--- START OF Records to use ---

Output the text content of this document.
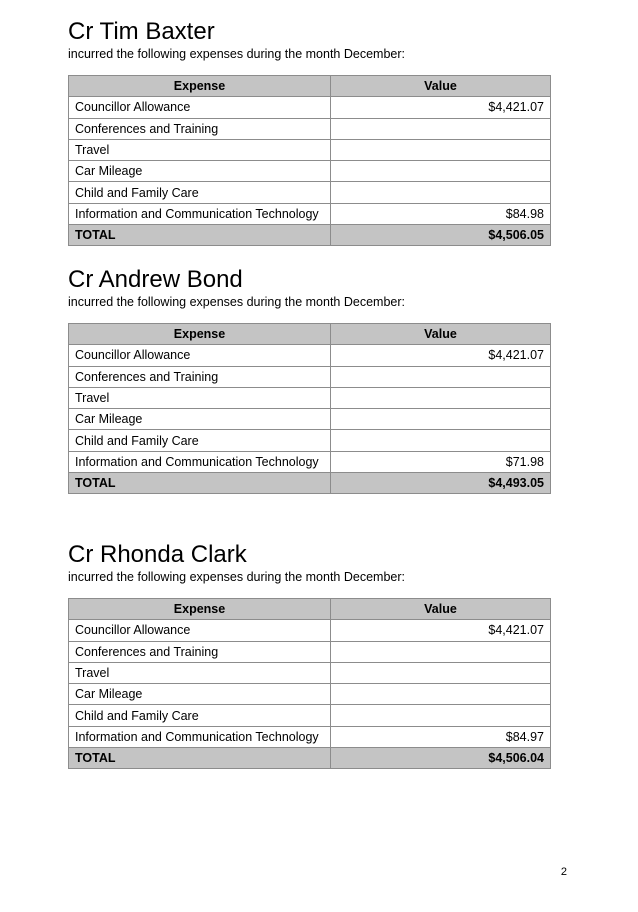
Cr Tim Baxter

incurred the following expenses during the month December:

Expense	Value
Councillor Allowance	$4,421.07
Conferences and Training	
Travel	
Car Mileage	
Child and Family Care	
Information and Communication Technology	$84.98
TOTAL	$4,506.05
Cr Andrew Bond

incurred the following expenses during the month December:

Expense	Value
Councillor Allowance	$4,421.07
Conferences and Training	
Travel	
Car Mileage	
Child and Family Care	
Information and Communication Technology	$71.98
TOTAL	$4,493.05
Cr Rhonda Clark

incurred the following expenses during the month December:

Expense	Value
Councillor Allowance	$4,421.07
Conferences and Training	
Travel	
Car Mileage	
Child and Family Care	
Information and Communication Technology	$84.97
TOTAL	$4,506.04
2
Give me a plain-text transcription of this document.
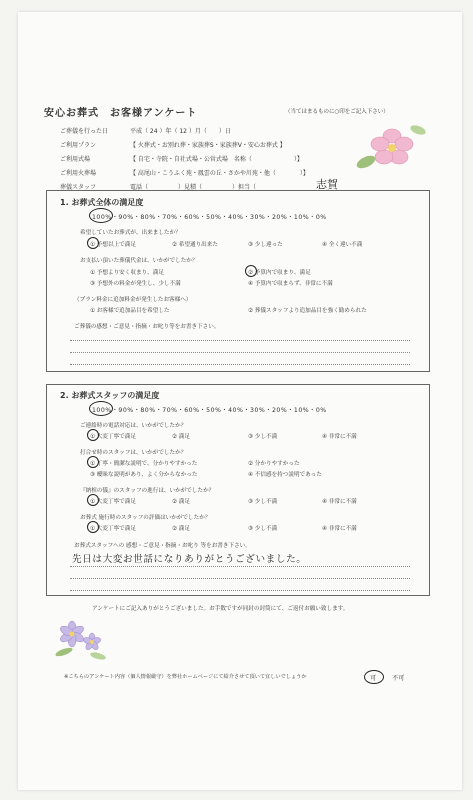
安心お葬式　お客様アンケート	（当てはまるものに○印をご記入下さい）
ご葬儀を行った日	平成（ 24 ）年（ 12 ）月（　　）日
ご利用プラン	【 火葬式・お別れ葬・家族葬S・家族葬V・安心お葬式 】
ご利用式場	【 自宅・寺院・自社式場・公営式場　名称（　　　　　　　）】
ご利用火葬場	【 高尾山・こうふく苑・鳳雲の丘・さかや川苑・他（　　　　）】
葬儀スタッフ	電話（　　　　　）見積（　　　　　）担当（	志賀
1. お葬式全体の満足度
100%・90%・80%・70%・60%・50%・40%・30%・20%・10%・0%
希望していたお葬式が、出来ましたか？
① 予想以上で満足	② 希望通り出来た	③ 少し違った	④ 全く違い不満
お支払い頂いた葬儀代金は、いかがでしたか？
① 予想より安く収まり、満足	② 予算内で収まり、満足
③ 予想外の料金が発生し、少し不満	④ 予算内で収まらず、非常に不満
（プラン料金に追加料金が発生したお客様へ）
① お客様で追加品目を希望した	② 葬儀スタッフより追加品目を強く勧められた
ご葬儀の感想・ご意見・指摘・お叱り等をお書き下さい。
2. お葬式スタッフの満足度
100%・90%・80%・70%・60%・50%・40%・30%・20%・10%・0%
ご連絡時の電話対応は、いかがでしたか？
① 大変丁寧で満足	② 満足	③ 少し不満	④ 非常に不満
打合せ時のスタッフは、いかがでしたか？
① 丁寧・簡潔な説明で、分かりやすかった	② 分かりやすかった
③ 曖昧な説明があり、よく分からなかった	④ 不信感を持つ説明であった
『納棺の儀』のスタッフの進行は、いかがでしたか？
① 大変丁寧で満足	② 満足	③ 少し不満	④ 非常に不満
お葬式 施行時のスタッフの評価はいかがでしたか？
① 大変丁寧で満足	② 満足	③ 少し不満	④ 非常に不満
お葬式スタッフへの 感想・ご意見・指摘・お叱り 等をお書き下さい。
先日は大変お世話になりありがとうございました。
アンケートにご記入ありがとうございました。お手数ですが同封の封筒にて、ご返付お願い致します。
※こちらのアンケート内容（個人情報厳守）を弊社ホームページにて紹介させて頂いて宜しいでしょうか	可	不可
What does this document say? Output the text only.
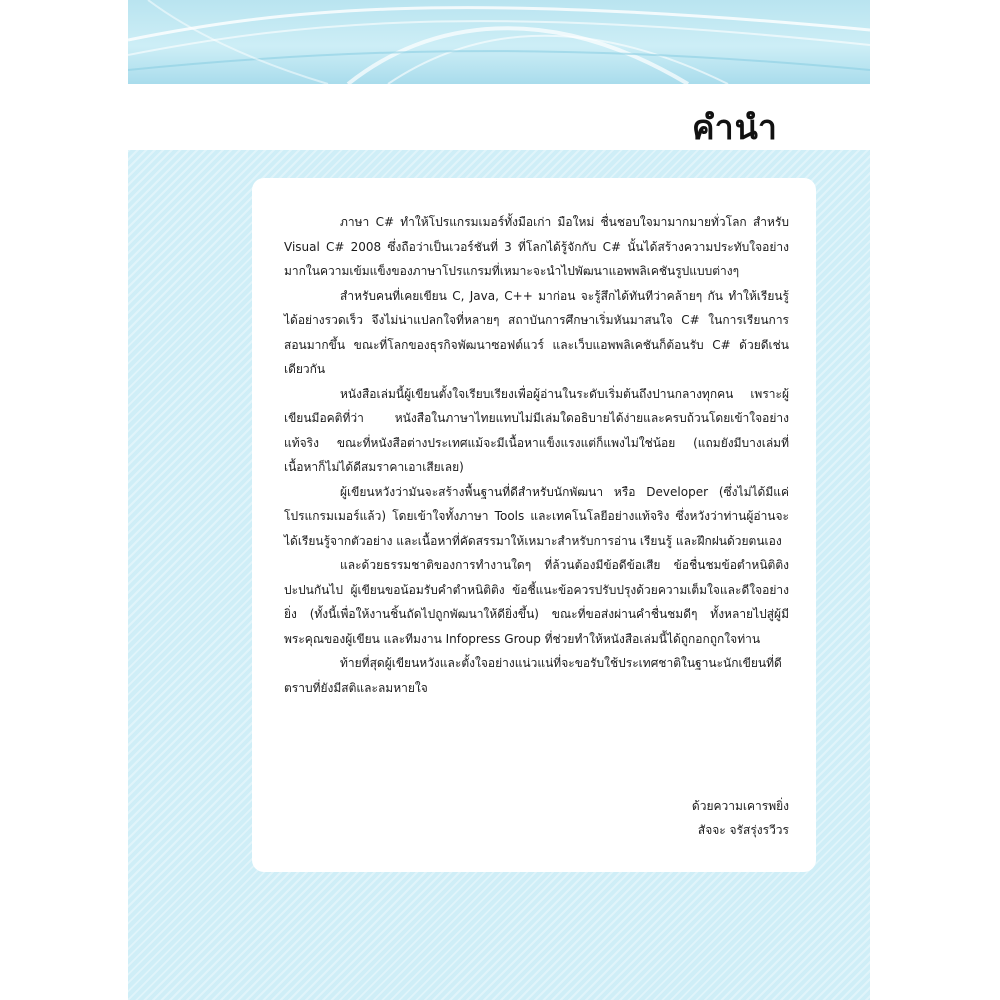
คำนำ

ภาษา C# ทำให้โปรแกรมเมอร์ทั้งมือเก่า มือใหม่ ชื่นชอบใจมามากมายทั่วโลก สำหรับ Visual C# 2008 ซึ่งถือว่าเป็นเวอร์ชันที่ 3 ที่โลกได้รู้จักกับ C# นั้นได้สร้างความประทับใจอย่างมากในความเข้มแข็งของภาษาโปรแกรมที่เหมาะจะนำไปพัฒนาแอพพลิเคชันรูปแบบต่างๆ

สำหรับคนที่เคยเขียน C, Java, C++ มาก่อน จะรู้สึกได้ทันทีว่าคล้ายๆ กัน ทำให้เรียนรู้ได้อย่างรวดเร็ว จึงไม่น่าแปลกใจที่หลายๆ สถาบันการศึกษาเริ่มหันมาสนใจ C# ในการเรียนการสอนมากขึ้น ขณะที่โลกของธุรกิจพัฒนาซอฟต์แวร์ และเว็บแอพพลิเคชันก็ต้อนรับ C# ด้วยดีเช่นเดียวกัน

หนังสือเล่มนี้ผู้เขียนตั้งใจเรียบเรียงเพื่อผู้อ่านในระดับเริ่มต้นถึงปานกลางทุกคน เพราะผู้เขียนมีอคติที่ว่า หนังสือในภาษาไทยแทบไม่มีเล่มใดอธิบายได้ง่ายและครบถ้วนโดยเข้าใจอย่างแท้จริง ขณะที่หนังสือต่างประเทศแม้จะมีเนื้อหาแข็งแรงแต่ก็แพงไม่ใช่น้อย (แถมยังมีบางเล่มที่เนื้อหาก็ไม่ได้ดีสมราคาเอาเสียเลย)

ผู้เขียนหวังว่ามันจะสร้างพื้นฐานที่ดีสำหรับนักพัฒนา หรือ Developer (ซึ่งไม่ได้มีแค่โปรแกรมเมอร์แล้ว) โดยเข้าใจทั้งภาษา Tools และเทคโนโลยีอย่างแท้จริง ซึ่งหวังว่าท่านผู้อ่านจะได้เรียนรู้จากตัวอย่าง และเนื้อหาที่คัดสรรมาให้เหมาะสำหรับการอ่าน เรียนรู้ และฝึกฝนด้วยตนเอง

และด้วยธรรมชาติของการทำงานใดๆ ที่ล้วนต้องมีข้อดีข้อเสีย ข้อชื่นชมข้อตำหนิติติงปะปนกันไป ผู้เขียนขอน้อมรับคำตำหนิติติง ข้อชี้แนะข้อควรปรับปรุงด้วยความเต็มใจและดีใจอย่างยิ่ง (ทั้งนี้เพื่อให้งานชิ้นถัดไปถูกพัฒนาให้ดียิ่งขึ้น) ขณะที่ขอส่งผ่านคำชื่นชมดีๆ ทั้งหลายไปสู่ผู้มีพระคุณของผู้เขียน และทีมงาน Infopress Group ที่ช่วยทำให้หนังสือเล่มนี้ได้ถูกอกถูกใจท่าน

ท้ายที่สุดผู้เขียนหวังและตั้งใจอย่างแน่วแน่ที่จะขอรับใช้ประเทศชาติในฐานะนักเขียนที่ดีตราบที่ยังมีสติและลมหายใจ

ด้วยความเคารพยิ่ง
สัจจะ จรัสรุ่งรวีวร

--- END OF Records to use ---

→ Request:
All of the data above should be transcribed verbatim, with pictures omitted.

→ Full solution:
Output the text content of this document.
Cr Tim Baxter

incurred the following expenses during the month December:

Expense	Value
Councillor Allowance	$4,421.07
Conferences and Training	
Travel	
Car Mileage	
Child and Family Care	
Information and Communication Technology	$84.98
TOTAL	$4,506.05
Cr Andrew Bond

incurred the following expenses during the month December:

Expense	Value
Councillor Allowance	$4,421.07
Conferences and Training	
Travel	
Car Mileage	
Child and Family Care	
Information and Communication Technology	$71.98
TOTAL	$4,493.05
Cr Rhonda Clark

incurred the following expenses during the month December:

Expense	Value
Councillor Allowance	$4,421.07
Conferences and Training	
Travel	
Car Mileage	
Child and Family Care	
Information and Communication Technology	$84.97
TOTAL	$4,506.04
2
Give me a plain-text transcription of this document.
安心お葬式　お客様アンケート	（当てはまるものに○印をご記入下さい）
ご葬儀を行った日	平成（ 24 ）年（ 12 ）月（　　）日
ご利用プラン	【 火葬式・お別れ葬・家族葬S・家族葬V・安心お葬式 】
ご利用式場	【 自宅・寺院・自社式場・公営式場　名称（　　　　　　　）】
ご利用火葬場	【 高尾山・こうふく苑・鳳雲の丘・さかや川苑・他（　　　　）】
葬儀スタッフ	電話（　　　　　）見積（　　　　　）担当（	志賀
1. お葬式全体の満足度
100%・90%・80%・70%・60%・50%・40%・30%・20%・10%・0%
希望していたお葬式が、出来ましたか？
① 予想以上で満足	② 希望通り出来た	③ 少し違った	④ 全く違い不満
お支払い頂いた葬儀代金は、いかがでしたか？
① 予想より安く収まり、満足	② 予算内で収まり、満足
③ 予想外の料金が発生し、少し不満	④ 予算内で収まらず、非常に不満
（プラン料金に追加料金が発生したお客様へ）
① お客様で追加品目を希望した	② 葬儀スタッフより追加品目を強く勧められた
ご葬儀の感想・ご意見・指摘・お叱り等をお書き下さい。
2. お葬式スタッフの満足度
100%・90%・80%・70%・60%・50%・40%・30%・20%・10%・0%
ご連絡時の電話対応は、いかがでしたか？
① 大変丁寧で満足	② 満足	③ 少し不満	④ 非常に不満
打合せ時のスタッフは、いかがでしたか？
① 丁寧・簡潔な説明で、分かりやすかった	② 分かりやすかった
③ 曖昧な説明があり、よく分からなかった	④ 不信感を持つ説明であった
『納棺の儀』のスタッフの進行は、いかがでしたか？
① 大変丁寧で満足	② 満足	③ 少し不満	④ 非常に不満
お葬式 施行時のスタッフの評価はいかがでしたか？
① 大変丁寧で満足	② 満足	③ 少し不満	④ 非常に不満
お葬式スタッフへの 感想・ご意見・指摘・お叱り 等をお書き下さい。
先日は大変お世話になりありがとうございました。
アンケートにご記入ありがとうございました。お手数ですが同封の封筒にて、ご返付お願い致します。
※こちらのアンケート内容（個人情報厳守）を弊社ホームページにて紹介させて頂いて宜しいでしょうか	可	不可
What does this document say? Output the text only.
คำนำ

ภาษา C# ทำให้โปรแกรมเมอร์ทั้งมือเก่า มือใหม่ ชื่นชอบใจมามากมายทั่วโลก สำหรับ Visual C# 2008 ซึ่งถือว่าเป็นเวอร์ชันที่ 3 ที่โลกได้รู้จักกับ C# นั้นได้สร้างความประทับใจอย่างมากในความเข้มแข็งของภาษาโปรแกรมที่เหมาะจะนำไปพัฒนาแอพพลิเคชันรูปแบบต่างๆ

สำหรับคนที่เคยเขียน C, Java, C++ มาก่อน จะรู้สึกได้ทันทีว่าคล้ายๆ กัน ทำให้เรียนรู้ได้อย่างรวดเร็ว จึงไม่น่าแปลกใจที่หลายๆ สถาบันการศึกษาเริ่มหันมาสนใจ C# ในการเรียนการสอนมากขึ้น ขณะที่โลกของธุรกิจพัฒนาซอฟต์แวร์ และเว็บแอพพลิเคชันก็ต้อนรับ C# ด้วยดีเช่นเดียวกัน

หนังสือเล่มนี้ผู้เขียนตั้งใจเรียบเรียงเพื่อผู้อ่านในระดับเริ่มต้นถึงปานกลางทุกคน เพราะผู้เขียนมีอคติที่ว่า หนังสือในภาษาไทยแทบไม่มีเล่มใดอธิบายได้ง่ายและครบถ้วนโดยเข้าใจอย่างแท้จริง ขณะที่หนังสือต่างประเทศแม้จะมีเนื้อหาแข็งแรงแต่ก็แพงไม่ใช่น้อย (แถมยังมีบางเล่มที่เนื้อหาก็ไม่ได้ดีสมราคาเอาเสียเลย)

ผู้เขียนหวังว่ามันจะสร้างพื้นฐานที่ดีสำหรับนักพัฒนา หรือ Developer (ซึ่งไม่ได้มีแค่โปรแกรมเมอร์แล้ว) โดยเข้าใจทั้งภาษา Tools และเทคโนโลยีอย่างแท้จริง ซึ่งหวังว่าท่านผู้อ่านจะได้เรียนรู้จากตัวอย่าง และเนื้อหาที่คัดสรรมาให้เหมาะสำหรับการอ่าน เรียนรู้ และฝึกฝนด้วยตนเอง

และด้วยธรรมชาติของการทำงานใดๆ ที่ล้วนต้องมีข้อดีข้อเสีย ข้อชื่นชมข้อตำหนิติติงปะปนกันไป ผู้เขียนขอน้อมรับคำตำหนิติติง ข้อชี้แนะข้อควรปรับปรุงด้วยความเต็มใจและดีใจอย่างยิ่ง (ทั้งนี้เพื่อให้งานชิ้นถัดไปถูกพัฒนาให้ดียิ่งขึ้น) ขณะที่ขอส่งผ่านคำชื่นชมดีๆ ทั้งหลายไปสู่ผู้มีพระคุณของผู้เขียน และทีมงาน Infopress Group ที่ช่วยทำให้หนังสือเล่มนี้ได้ถูกอกถูกใจท่าน

ท้ายที่สุดผู้เขียนหวังและตั้งใจอย่างแน่วแน่ที่จะขอรับใช้ประเทศชาติในฐานะนักเขียนที่ดีตราบที่ยังมีสติและลมหายใจ

ด้วยความเคารพยิ่ง
สัจจะ จรัสรุ่งรวีวร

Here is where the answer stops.